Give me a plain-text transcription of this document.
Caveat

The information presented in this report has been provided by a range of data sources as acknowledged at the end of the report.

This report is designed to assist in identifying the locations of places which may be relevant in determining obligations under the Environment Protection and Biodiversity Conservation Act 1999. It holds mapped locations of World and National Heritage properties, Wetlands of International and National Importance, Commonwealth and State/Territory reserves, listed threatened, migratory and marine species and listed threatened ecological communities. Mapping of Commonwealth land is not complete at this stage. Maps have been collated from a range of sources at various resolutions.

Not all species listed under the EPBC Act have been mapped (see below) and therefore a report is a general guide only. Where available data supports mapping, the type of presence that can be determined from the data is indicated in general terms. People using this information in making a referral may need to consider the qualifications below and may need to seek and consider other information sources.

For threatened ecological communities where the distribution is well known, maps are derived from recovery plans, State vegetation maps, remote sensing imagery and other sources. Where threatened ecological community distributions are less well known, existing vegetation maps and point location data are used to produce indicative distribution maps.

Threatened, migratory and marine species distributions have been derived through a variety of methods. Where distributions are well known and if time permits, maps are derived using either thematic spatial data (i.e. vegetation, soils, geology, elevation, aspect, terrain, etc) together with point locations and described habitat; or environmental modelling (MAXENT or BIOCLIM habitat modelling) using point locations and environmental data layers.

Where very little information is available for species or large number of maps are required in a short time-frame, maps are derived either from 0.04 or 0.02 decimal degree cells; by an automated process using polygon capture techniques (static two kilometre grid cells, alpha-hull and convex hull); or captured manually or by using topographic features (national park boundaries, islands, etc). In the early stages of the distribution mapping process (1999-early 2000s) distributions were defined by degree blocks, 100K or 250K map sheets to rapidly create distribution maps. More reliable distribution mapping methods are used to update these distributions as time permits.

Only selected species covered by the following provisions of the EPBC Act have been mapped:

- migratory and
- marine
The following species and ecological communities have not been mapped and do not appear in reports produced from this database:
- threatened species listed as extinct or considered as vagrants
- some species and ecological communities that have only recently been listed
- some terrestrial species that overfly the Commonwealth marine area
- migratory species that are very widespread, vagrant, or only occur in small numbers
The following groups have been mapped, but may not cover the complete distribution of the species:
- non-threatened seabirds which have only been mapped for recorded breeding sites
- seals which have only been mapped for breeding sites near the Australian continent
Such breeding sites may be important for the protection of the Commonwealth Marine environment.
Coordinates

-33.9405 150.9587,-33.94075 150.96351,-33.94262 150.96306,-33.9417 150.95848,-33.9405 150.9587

### [What the task requires]
Every record is to be retyped exactly as given.

### [Your solution]
Give me a plain-text transcription of this document.
Caveat

The information presented in this report has been provided by a range of data sources as acknowledged at the end of the report.

This report is designed to assist in identifying the locations of places which may be relevant in determining obligations under the Environment Protection and Biodiversity Conservation Act 1999. It holds mapped locations of World and National Heritage properties, Wetlands of International and National Importance, Commonwealth and State/Territory reserves, listed threatened, migratory and marine species and listed threatened ecological communities. Mapping of Commonwealth land is not complete at this stage. Maps have been collated from a range of sources at various resolutions.

Not all species listed under the EPBC Act have been mapped (see below) and therefore a report is a general guide only. Where available data supports mapping, the type of presence that can be determined from the data is indicated in general terms. People using this information in making a referral may need to consider the qualifications below and may need to seek and consider other information sources.

For threatened ecological communities where the distribution is well known, maps are derived from recovery plans, State vegetation maps, remote sensing imagery and other sources. Where threatened ecological community distributions are less well known, existing vegetation maps and point location data are used to produce indicative distribution maps.

Threatened, migratory and marine species distributions have been derived through a variety of methods. Where distributions are well known and if time permits, maps are derived using either thematic spatial data (i.e. vegetation, soils, geology, elevation, aspect, terrain, etc) together with point locations and described habitat; or environmental modelling (MAXENT or BIOCLIM habitat modelling) using point locations and environmental data layers.

Where very little information is available for species or large number of maps are required in a short time-frame, maps are derived either from 0.04 or 0.02 decimal degree cells; by an automated process using polygon capture techniques (static two kilometre grid cells, alpha-hull and convex hull); or captured manually or by using topographic features (national park boundaries, islands, etc). In the early stages of the distribution mapping process (1999-early 2000s) distributions were defined by degree blocks, 100K or 250K map sheets to rapidly create distribution maps. More reliable distribution mapping methods are used to update these distributions as time permits.

Only selected species covered by the following provisions of the EPBC Act have been mapped:

- migratory and
- marine
The following species and ecological communities have not been mapped and do not appear in reports produced from this database:
- threatened species listed as extinct or considered as vagrants
- some species and ecological communities that have only recently been listed
- some terrestrial species that overfly the Commonwealth marine area
- migratory species that are very widespread, vagrant, or only occur in small numbers
The following groups have been mapped, but may not cover the complete distribution of the species:
- non-threatened seabirds which have only been mapped for recorded breeding sites
- seals which have only been mapped for breeding sites near the Australian continent
Such breeding sites may be important for the protection of the Commonwealth Marine environment.
Coordinates

-33.9405 150.9587,-33.94075 150.96351,-33.94262 150.96306,-33.9417 150.95848,-33.9405 150.9587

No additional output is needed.